Goal: Pick out every line with the word "如需改动" and copy it.
BEGIN Information supplied
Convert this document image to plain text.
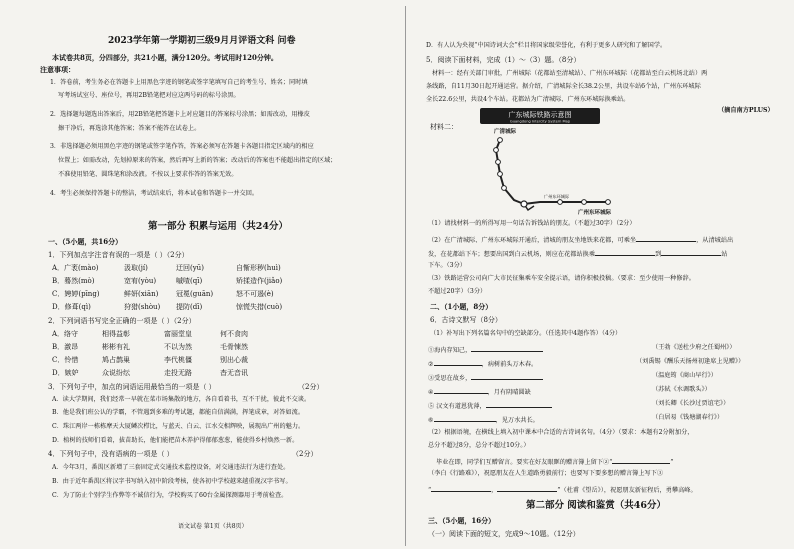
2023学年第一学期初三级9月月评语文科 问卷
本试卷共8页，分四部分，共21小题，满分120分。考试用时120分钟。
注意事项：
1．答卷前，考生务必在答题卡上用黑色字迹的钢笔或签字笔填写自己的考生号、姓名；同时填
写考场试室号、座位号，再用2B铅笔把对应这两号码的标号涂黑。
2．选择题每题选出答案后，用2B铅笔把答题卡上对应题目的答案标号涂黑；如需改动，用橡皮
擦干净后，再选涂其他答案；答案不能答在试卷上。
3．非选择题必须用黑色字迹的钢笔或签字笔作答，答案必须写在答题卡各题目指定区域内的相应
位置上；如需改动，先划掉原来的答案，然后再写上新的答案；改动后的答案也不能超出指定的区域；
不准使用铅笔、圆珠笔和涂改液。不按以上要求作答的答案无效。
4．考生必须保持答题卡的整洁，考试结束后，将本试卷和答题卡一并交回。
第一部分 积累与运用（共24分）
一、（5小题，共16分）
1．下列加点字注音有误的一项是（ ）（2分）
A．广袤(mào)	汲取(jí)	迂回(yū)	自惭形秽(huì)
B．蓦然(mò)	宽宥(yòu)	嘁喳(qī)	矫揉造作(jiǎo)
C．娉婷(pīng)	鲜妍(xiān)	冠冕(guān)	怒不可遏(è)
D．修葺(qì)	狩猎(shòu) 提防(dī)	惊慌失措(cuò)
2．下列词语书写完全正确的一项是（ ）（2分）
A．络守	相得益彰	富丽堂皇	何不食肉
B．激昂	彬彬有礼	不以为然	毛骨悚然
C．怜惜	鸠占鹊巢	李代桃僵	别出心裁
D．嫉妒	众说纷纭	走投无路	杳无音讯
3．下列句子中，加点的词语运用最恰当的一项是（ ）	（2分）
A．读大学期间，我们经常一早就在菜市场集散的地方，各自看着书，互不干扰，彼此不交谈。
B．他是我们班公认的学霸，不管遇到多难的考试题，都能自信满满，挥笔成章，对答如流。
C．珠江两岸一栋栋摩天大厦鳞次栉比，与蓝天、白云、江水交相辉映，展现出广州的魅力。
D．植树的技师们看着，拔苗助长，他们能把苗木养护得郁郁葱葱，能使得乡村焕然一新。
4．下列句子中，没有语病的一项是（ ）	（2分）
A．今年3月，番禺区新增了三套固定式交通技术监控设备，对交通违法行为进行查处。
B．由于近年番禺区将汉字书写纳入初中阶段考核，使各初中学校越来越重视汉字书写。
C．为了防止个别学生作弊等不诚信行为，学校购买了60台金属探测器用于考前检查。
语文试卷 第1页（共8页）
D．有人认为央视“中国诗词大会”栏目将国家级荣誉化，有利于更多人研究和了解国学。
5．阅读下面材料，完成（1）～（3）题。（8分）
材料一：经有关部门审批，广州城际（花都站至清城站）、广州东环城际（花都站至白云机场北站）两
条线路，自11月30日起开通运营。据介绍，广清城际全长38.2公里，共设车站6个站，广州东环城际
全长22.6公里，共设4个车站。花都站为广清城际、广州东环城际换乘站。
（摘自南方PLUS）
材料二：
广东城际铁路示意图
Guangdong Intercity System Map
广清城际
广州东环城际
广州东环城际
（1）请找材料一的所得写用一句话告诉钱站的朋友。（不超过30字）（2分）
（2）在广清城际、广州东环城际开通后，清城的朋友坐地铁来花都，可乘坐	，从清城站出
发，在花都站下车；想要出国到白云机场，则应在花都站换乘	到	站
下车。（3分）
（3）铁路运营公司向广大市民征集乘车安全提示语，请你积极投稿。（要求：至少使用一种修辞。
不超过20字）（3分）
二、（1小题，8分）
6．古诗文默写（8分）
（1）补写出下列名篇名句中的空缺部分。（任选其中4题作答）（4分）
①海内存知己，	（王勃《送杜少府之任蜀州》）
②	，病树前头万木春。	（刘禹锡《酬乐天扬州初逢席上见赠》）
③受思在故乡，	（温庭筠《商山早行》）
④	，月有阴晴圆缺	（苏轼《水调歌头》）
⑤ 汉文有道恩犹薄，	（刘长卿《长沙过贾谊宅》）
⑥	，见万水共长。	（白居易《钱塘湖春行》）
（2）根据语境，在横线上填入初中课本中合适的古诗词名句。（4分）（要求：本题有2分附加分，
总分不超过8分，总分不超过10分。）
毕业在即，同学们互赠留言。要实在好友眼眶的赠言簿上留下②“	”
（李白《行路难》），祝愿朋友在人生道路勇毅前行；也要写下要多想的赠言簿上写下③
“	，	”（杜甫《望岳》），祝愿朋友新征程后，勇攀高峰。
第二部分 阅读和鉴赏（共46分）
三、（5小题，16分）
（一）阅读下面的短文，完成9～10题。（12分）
END Information supplied
BEGIN Information supplied
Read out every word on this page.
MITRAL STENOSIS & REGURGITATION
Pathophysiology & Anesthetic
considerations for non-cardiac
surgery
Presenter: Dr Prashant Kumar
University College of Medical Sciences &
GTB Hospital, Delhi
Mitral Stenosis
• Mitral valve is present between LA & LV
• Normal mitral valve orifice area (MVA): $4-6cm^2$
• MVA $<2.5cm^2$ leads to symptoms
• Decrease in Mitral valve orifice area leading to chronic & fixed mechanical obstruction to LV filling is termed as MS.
END Information supplied
Solution to this task:
2．选择题每题选出答案后，用2B铅笔把答题卡上对应题目的答案标号涂黑；如需改动，用橡皮
位置上；如需改动，先划掉原来的答案，然后再写上新的答案；改动后的答案也不能超出指定的区域；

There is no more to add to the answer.